##### Input data #####
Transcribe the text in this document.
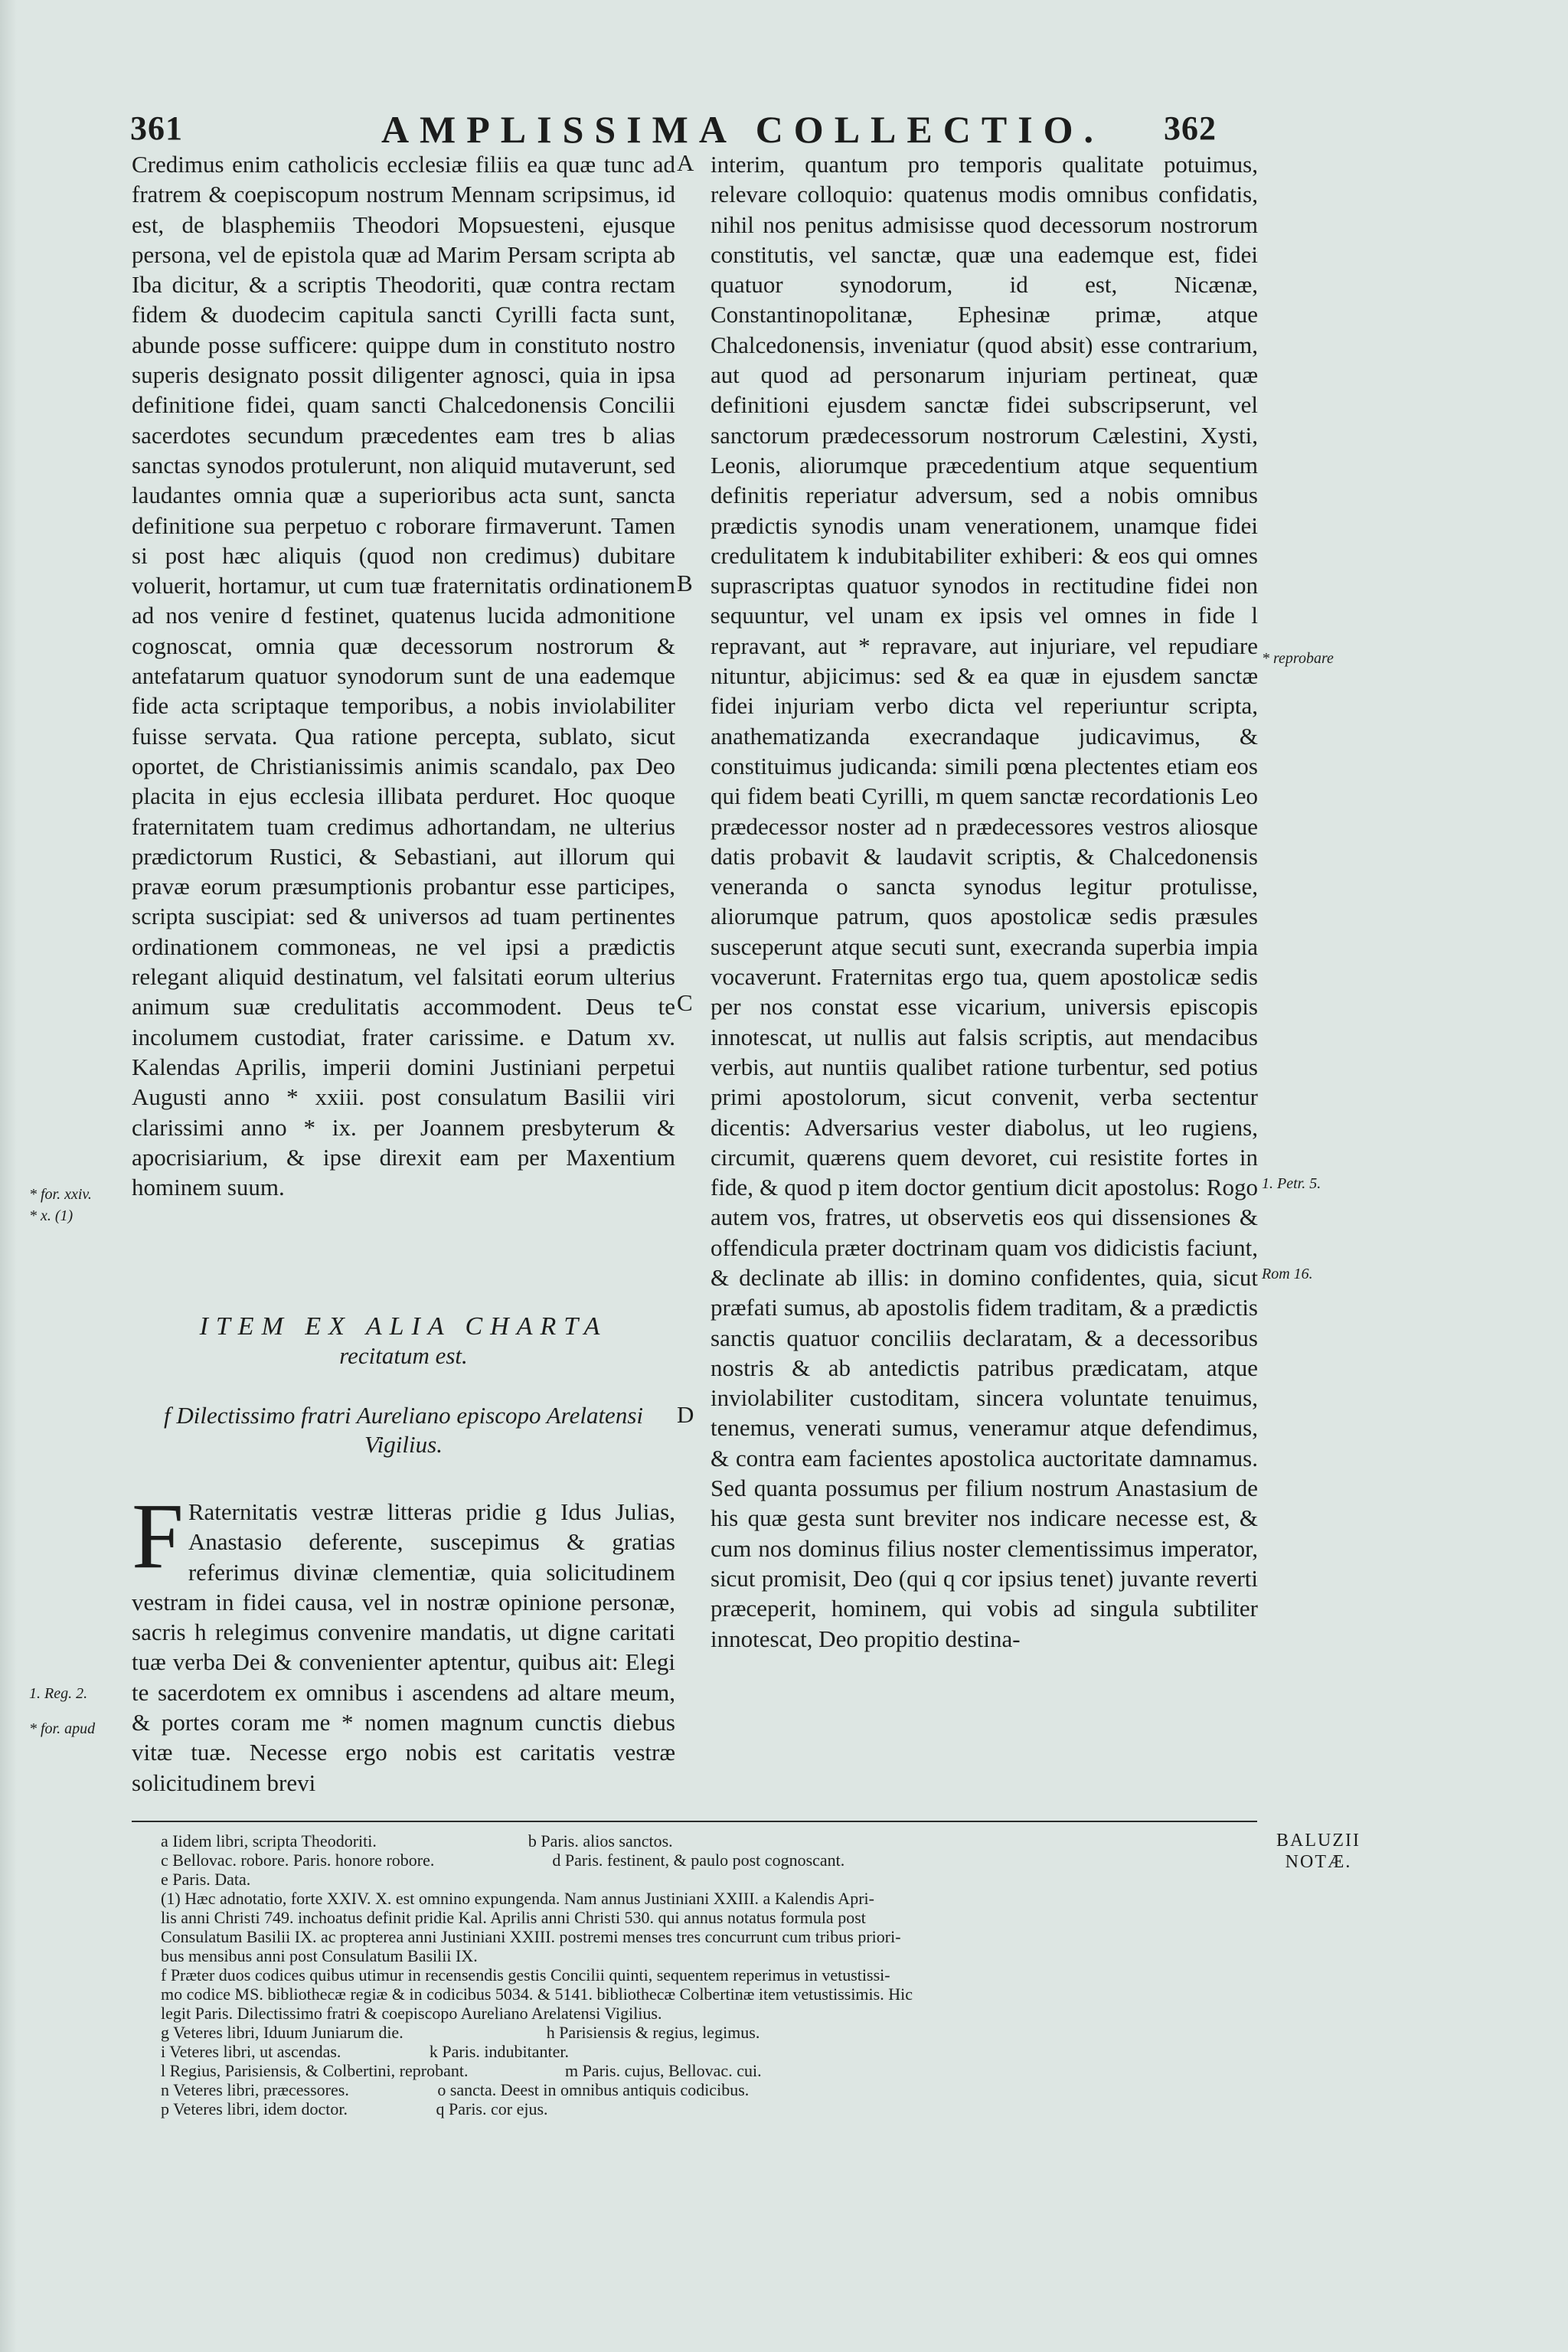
361	AMPLISSIMA COLLECTIO.	362

Credimus enim catholicis ecclesiæ filiis ea quæ tunc ad fratrem & coepiscopum nostrum Mennam scripsimus, id est, de blasphemiis Theodori Mopsuesteni, ejusque persona, vel de epistola quæ ad Marim Persam scripta ab Iba dicitur, & a scriptis Theodoriti, quæ contra rectam fidem & duodecim capitula sancti Cyrilli facta sunt, abunde posse sufficere: quippe dum in constituto nostro superis designato possit diligenter agnosci, quia in ipsa definitione fidei, quam sancti Chalcedonensis Concilii sacerdotes secundum præcedentes eam tres b alias sanctas synodos protulerunt, non aliquid mutaverunt, sed laudantes omnia quæ a superioribus acta sunt, sancta definitione sua perpetuo c roborare firmaverunt. Tamen si post hæc aliquis (quod non credimus) dubitare voluerit, hortamur, ut cum tuæ fraternitatis ordinationem ad nos venire d festinet, quatenus lucida admonitione cognoscat, omnia quæ decessorum nostrorum & antefatarum quatuor synodorum sunt de una eademque fide acta scriptaque temporibus, a nobis inviolabiliter fuisse servata. Qua ratione percepta, sublato, sicut oportet, de Christianissimis animis scandalo, pax Deo placita in ejus ecclesia illibata perduret. Hoc quoque fraternitatem tuam credimus adhortandam, ne ulterius prædictorum Rustici, & Sebastiani, aut illorum qui pravæ eorum præsumptionis probantur esse participes, scripta suscipiat: sed & universos ad tuam pertinentes ordinationem commoneas, ne vel ipsi a prædictis relegant aliquid destinatum, vel falsitati eorum ulterius animum suæ credulitatis accommodent. Deus te incolumem custodiat, frater carissime. e Datum xv. Kalendas Aprilis, imperii domini Justiniani perpetui Augusti anno * xxiii. post consulatum Basilii viri clarissimi anno * ix. per Joannem presbyterum & apocrisiarium, & ipse direxit eam per Maxentium hominem suum.

ITEM EX ALIA CHARTA
recitatum est.
f Dilectissimo fratri Aureliano episcopo Arelatensi Vigilius.
F Raternitatis vestræ litteras pridie g Idus Julias, Anastasio deferente, suscepimus & gratias referimus divinæ clementiæ, quia solicitudinem vestram in fidei causa, vel in nostræ opinione personæ, sacris h relegimus convenire mandatis, ut digne caritati tuæ verba Dei & convenienter aptentur, quibus ait: Elegi te sacerdotem ex omnibus i ascendens ad altare meum, & portes coram me * nomen magnum cunctis diebus vitæ tuæ. Necesse ergo nobis est caritatis vestræ solicitudinem brevi

interim, quantum pro temporis qualitate potuimus, relevare colloquio: quatenus modis omnibus confidatis, nihil nos penitus admisisse quod decessorum nostrorum constitutis, vel sanctæ, quæ una eademque est, fidei quatuor synodorum, id est, Nicænæ, Constantinopolitanæ, Ephesinæ primæ, atque Chalcedonensis, inveniatur (quod absit) esse contrarium, aut quod ad personarum injuriam pertineat, quæ definitioni ejusdem sanctæ fidei subscripserunt, vel sanctorum prædecessorum nostrorum Cælestini, Xysti, Leonis, aliorumque præcedentium atque sequentium definitis reperiatur adversum, sed a nobis omnibus prædictis synodis unam venerationem, unamque fidei credulitatem k indubitabiliter exhiberi: & eos qui omnes suprascriptas quatuor synodos in rectitudine fidei non sequuntur, vel unam ex ipsis vel omnes in fide l repravant, aut * repravare, aut injuriare, vel repudiare nituntur, abjicimus: sed & ea quæ in ejusdem sanctæ fidei injuriam verbo dicta vel reperiuntur scripta, anathematizanda execrandaque judicavimus, & constituimus judicanda: simili pœna plectentes etiam eos qui fidem beati Cyrilli, m quem sanctæ recordationis Leo prædecessor noster ad n prædecessores vestros aliosque datis probavit & laudavit scriptis, & Chalcedonensis veneranda o sancta synodus legitur protulisse, aliorumque patrum, quos apostolicæ sedis præsules susceperunt atque secuti sunt, execranda superbia impia vocaverunt. Fraternitas ergo tua, quem apostolicæ sedis per nos constat esse vicarium, universis episcopis innotescat, ut nullis aut falsis scriptis, aut mendacibus verbis, aut nuntiis qualibet ratione turbentur, sed potius primi apostolorum, sicut convenit, verba sectentur dicentis: Adversarius vester diabolus, ut leo rugiens, circumit, quærens quem devoret, cui resistite fortes in fide, & quod p item doctor gentium dicit apostolus: Rogo autem vos, fratres, ut observetis eos qui dissensiones & offendicula præter doctrinam quam vos didicistis faciunt, & declinate ab illis: in domino confidentes, quia, sicut præfati sumus, ab apostolis fidem traditam, & a prædictis sanctis quatuor conciliis declaratam, & a decessoribus nostris & ab antedictis patribus prædicatam, atque inviolabiliter custoditam, sincera voluntate tenuimus, tenemus, venerati sumus, veneramur atque defendimus, & contra eam facientes apostolica auctoritate damnamus. Sed quanta possumus per filium nostrum Anastasium de his quæ gesta sunt breviter nos indicare necesse est, & cum nos dominus filius noster clementissimus imperator, sicut promisit, Deo (qui q cor ipsius tenet) juvante reverti præceperit, hominem, qui vobis ad singula subtiliter innotescat, Deo propitio destina-

A
B
C
D
* for. xxiv.
* x. (1)
1. Reg. 2.
* for. apud
* reprobare
1. Petr. 5.
Rom 16.
BALUZII
NOTÆ.
a Iidem libri, scripta Theodoriti.                                    b Paris. alios sanctos.
c Bellovac. robore. Paris. honore robore.                            d Paris. festinent, & paulo post cognoscant.
e Paris. Data.
(1) Hæc adnotatio, forte XXIV. X. est omnino expungenda. Nam annus Justiniani XXIII. a Kalendis Apri-
lis anni Christi 749. inchoatus definit pridie Kal. Aprilis anni Christi 530. qui annus notatus formula post
Consulatum Basilii IX. ac propterea anni Justiniani XXIII. postremi menses tres concurrunt cum tribus priori-
bus mensibus anni post Consulatum Basilii IX.
f Præter duos codices quibus utimur in recensendis gestis Concilii quinti, sequentem reperimus in vetustissi-
mo codice MS. bibliothecæ regiæ & in codicibus 5034. & 5141. bibliothecæ Colbertinæ item vetustissimis. Hic
legit Paris. Dilectissimo fratri & coepiscopo Aureliano Arelatensi Vigilius.
g Veteres libri, Iduum Juniarum die.                                  h Parisiensis & regius, legimus.
i Veteres libri, ut ascendas.                     k Paris. indubitanter.
l Regius, Parisiensis, & Colbertini, reprobant.                       m Paris. cujus, Bellovac. cui.
n Veteres libri, præcessores.                     o sancta. Deest in omnibus antiquis codicibus.
p Veteres libri, idem doctor.                     q Paris. cor ejus.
#####
→ Job:
Only lines with the word "codicibus" are wanted, so copy each one from the records.

→ Task result:
mo codice MS. bibliothecæ regiæ & in codicibus 5034. & 5141. bibliothecæ Colbertinæ item vetustissimis. Hic
n Veteres libri, præcessores.                     o sancta. Deest in omnibus antiquis codicibus.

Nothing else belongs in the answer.